(Given exercise): The records below are to be copied word for word, with every picture left out.

(Data to use):
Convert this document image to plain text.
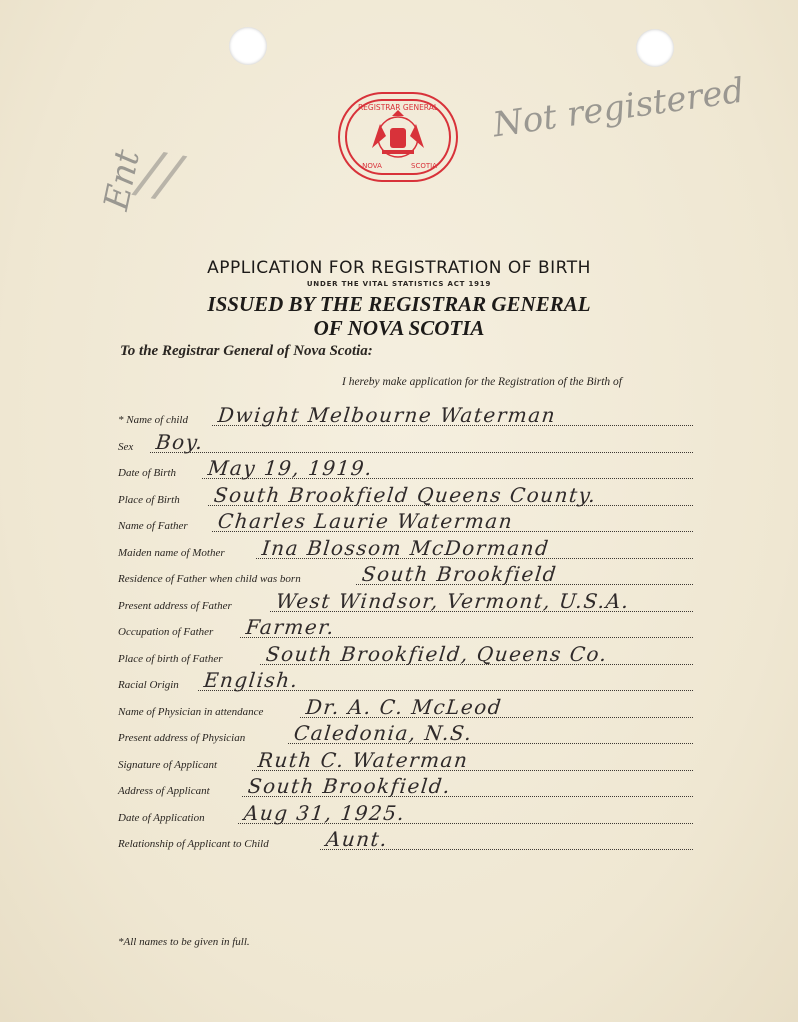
Not registered
Ent
//
REGISTRAR GENERAL
NOVA	SCOTIA
APPLICATION FOR REGISTRATION OF BIRTH
UNDER THE VITAL STATISTICS ACT 1919
ISSUED BY THE REGISTRAR GENERAL
OF NOVA SCOTIA
To the Registrar General of Nova Scotia:
I hereby make application for the Registration of the Birth of
* Name of child Dwight Melbourne Waterman
Sex Boy.
Date of Birth May 19, 1919.
Place of Birth South Brookfield Queens County.
Name of Father Charles Laurie Waterman
Maiden name of Mother Ina Blossom McDormand
Residence of Father when child was born	South Brookfield
Present address of Father West Windsor, Vermont, U.S.A.
Occupation of Father Farmer.
Place of birth of Father South Brookfield, Queens Co.
Racial Origin English.
Name of Physician in attendance Dr. A. C. McLeod
Present address of Physician Caledonia, N.S.
Signature of Applicant Ruth C. Waterman
Address of Applicant South Brookfield.
Date of Application Aug 31, 1925.
Relationship of Applicant to Child	Aunt.
*All names to be given in full.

(Result of this task):
Convert this document image to plain text.
Not registered
Ent
//
REGISTRAR GENERAL
NOVA	SCOTIA
APPLICATION FOR REGISTRATION OF BIRTH
UNDER THE VITAL STATISTICS ACT 1919
ISSUED BY THE REGISTRAR GENERAL
OF NOVA SCOTIA
To the Registrar General of Nova Scotia:
I hereby make application for the Registration of the Birth of
* Name of child Dwight Melbourne Waterman
Sex Boy.
Date of Birth May 19, 1919.
Place of Birth South Brookfield Queens County.
Name of Father Charles Laurie Waterman
Maiden name of Mother Ina Blossom McDormand
Residence of Father when child was born	South Brookfield
Present address of Father West Windsor, Vermont, U.S.A.
Occupation of Father Farmer.
Place of birth of Father South Brookfield, Queens Co.
Racial Origin English.
Name of Physician in attendance Dr. A. C. McLeod
Present address of Physician Caledonia, N.S.
Signature of Applicant Ruth C. Waterman
Address of Applicant South Brookfield.
Date of Application Aug 31, 1925.
Relationship of Applicant to Child	Aunt.
*All names to be given in full.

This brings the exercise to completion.